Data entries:
+===+
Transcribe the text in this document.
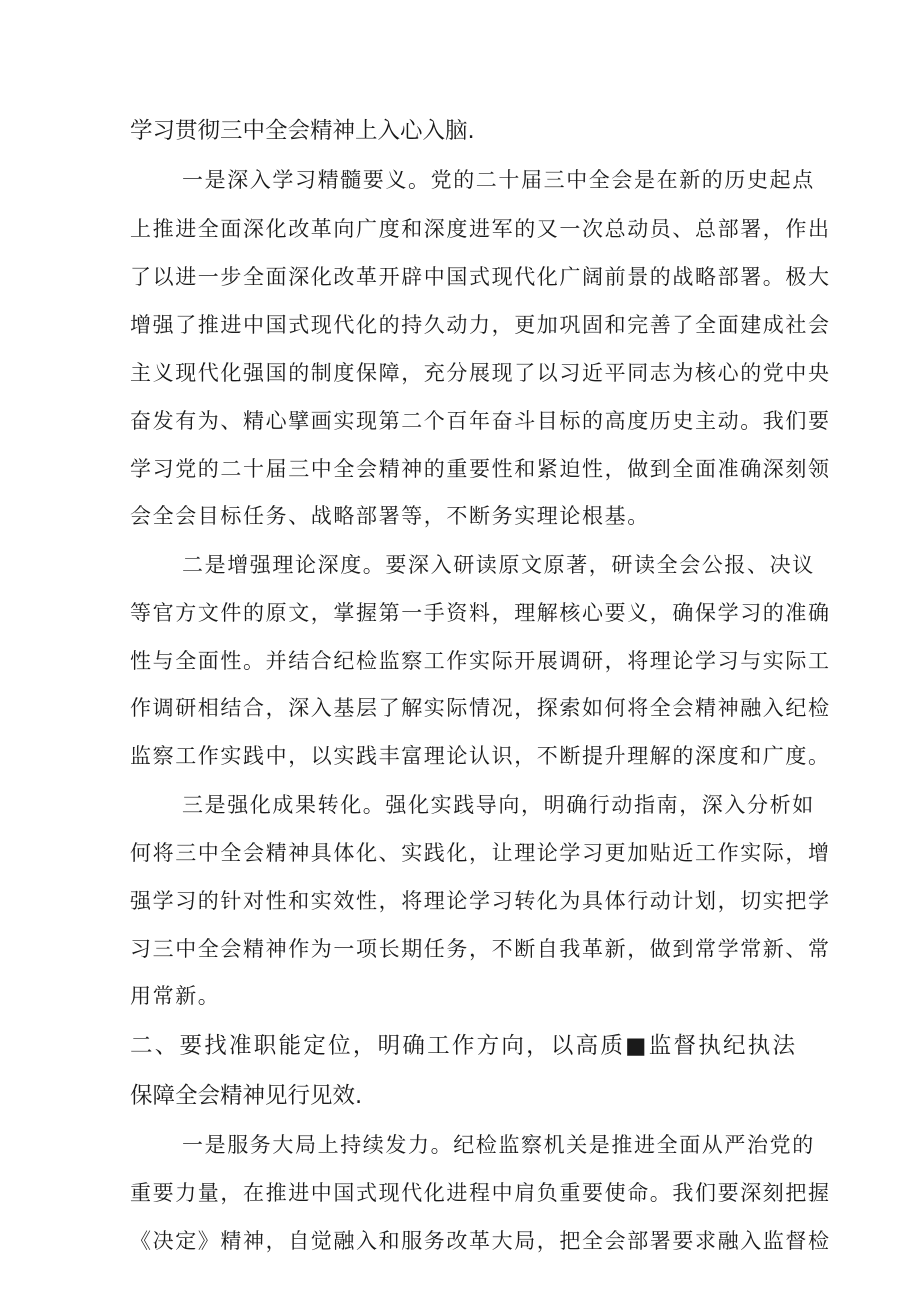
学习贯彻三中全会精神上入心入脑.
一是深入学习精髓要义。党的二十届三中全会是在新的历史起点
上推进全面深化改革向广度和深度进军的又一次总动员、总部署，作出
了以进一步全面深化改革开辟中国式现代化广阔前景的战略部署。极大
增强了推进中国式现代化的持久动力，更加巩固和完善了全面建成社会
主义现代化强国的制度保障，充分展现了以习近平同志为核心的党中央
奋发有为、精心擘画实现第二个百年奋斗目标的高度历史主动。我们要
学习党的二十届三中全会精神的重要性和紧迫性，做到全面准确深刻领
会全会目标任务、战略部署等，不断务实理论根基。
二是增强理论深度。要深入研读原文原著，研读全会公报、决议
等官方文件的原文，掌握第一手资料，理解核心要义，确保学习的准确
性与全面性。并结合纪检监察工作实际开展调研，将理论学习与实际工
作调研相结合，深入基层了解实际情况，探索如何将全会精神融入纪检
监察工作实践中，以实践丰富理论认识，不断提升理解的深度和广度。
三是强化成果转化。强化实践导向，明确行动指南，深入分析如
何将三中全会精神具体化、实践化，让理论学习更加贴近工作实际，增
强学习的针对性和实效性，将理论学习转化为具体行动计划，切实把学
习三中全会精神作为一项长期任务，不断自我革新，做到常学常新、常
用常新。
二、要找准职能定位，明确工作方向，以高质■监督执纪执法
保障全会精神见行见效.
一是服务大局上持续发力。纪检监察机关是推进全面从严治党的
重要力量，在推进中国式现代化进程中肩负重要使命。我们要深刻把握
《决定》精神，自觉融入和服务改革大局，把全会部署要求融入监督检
+===+
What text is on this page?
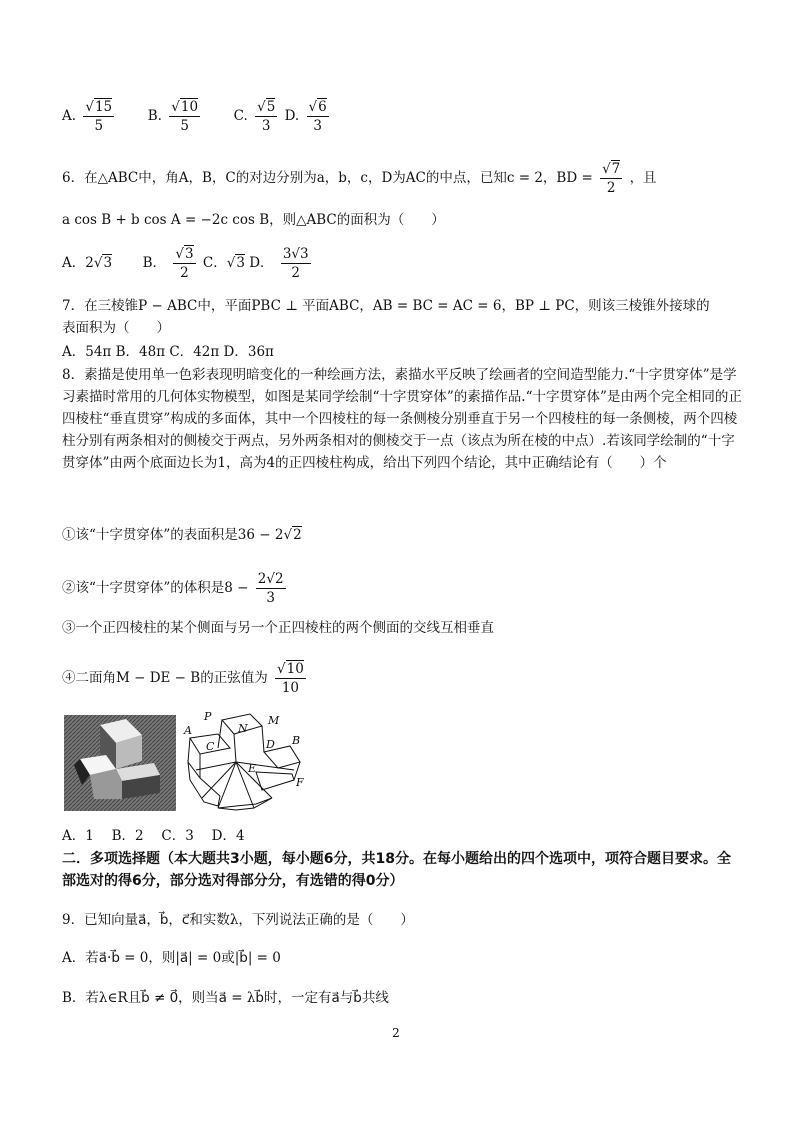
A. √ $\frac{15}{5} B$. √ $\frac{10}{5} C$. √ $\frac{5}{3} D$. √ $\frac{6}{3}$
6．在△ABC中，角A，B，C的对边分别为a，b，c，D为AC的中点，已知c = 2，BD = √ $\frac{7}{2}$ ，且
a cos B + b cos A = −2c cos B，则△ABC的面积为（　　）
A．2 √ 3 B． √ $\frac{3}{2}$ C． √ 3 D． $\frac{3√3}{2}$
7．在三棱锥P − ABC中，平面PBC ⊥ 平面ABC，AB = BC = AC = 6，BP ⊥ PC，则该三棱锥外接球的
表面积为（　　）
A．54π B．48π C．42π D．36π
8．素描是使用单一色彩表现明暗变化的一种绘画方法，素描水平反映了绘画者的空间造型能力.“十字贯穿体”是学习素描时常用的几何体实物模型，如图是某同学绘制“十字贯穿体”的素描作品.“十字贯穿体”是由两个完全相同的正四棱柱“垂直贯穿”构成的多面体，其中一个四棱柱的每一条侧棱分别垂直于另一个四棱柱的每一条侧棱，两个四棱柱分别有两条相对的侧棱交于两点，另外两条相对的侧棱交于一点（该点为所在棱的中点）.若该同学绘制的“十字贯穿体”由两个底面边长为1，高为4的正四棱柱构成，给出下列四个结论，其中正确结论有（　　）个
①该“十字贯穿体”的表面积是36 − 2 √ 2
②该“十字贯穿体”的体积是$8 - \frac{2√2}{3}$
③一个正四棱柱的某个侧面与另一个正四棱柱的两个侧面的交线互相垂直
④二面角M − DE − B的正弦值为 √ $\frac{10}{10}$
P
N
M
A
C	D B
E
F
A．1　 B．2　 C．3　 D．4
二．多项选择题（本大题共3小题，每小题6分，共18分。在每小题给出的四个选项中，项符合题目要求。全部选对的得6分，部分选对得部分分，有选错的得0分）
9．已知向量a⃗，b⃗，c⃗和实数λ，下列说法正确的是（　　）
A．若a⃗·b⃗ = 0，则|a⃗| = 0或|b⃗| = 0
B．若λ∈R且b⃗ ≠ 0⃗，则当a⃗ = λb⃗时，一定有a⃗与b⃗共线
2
+===+
_Given problem_
Where a line above holds the string "this", show that line.

_Written answer_
Transcribe the text in this document.
What text is on this page?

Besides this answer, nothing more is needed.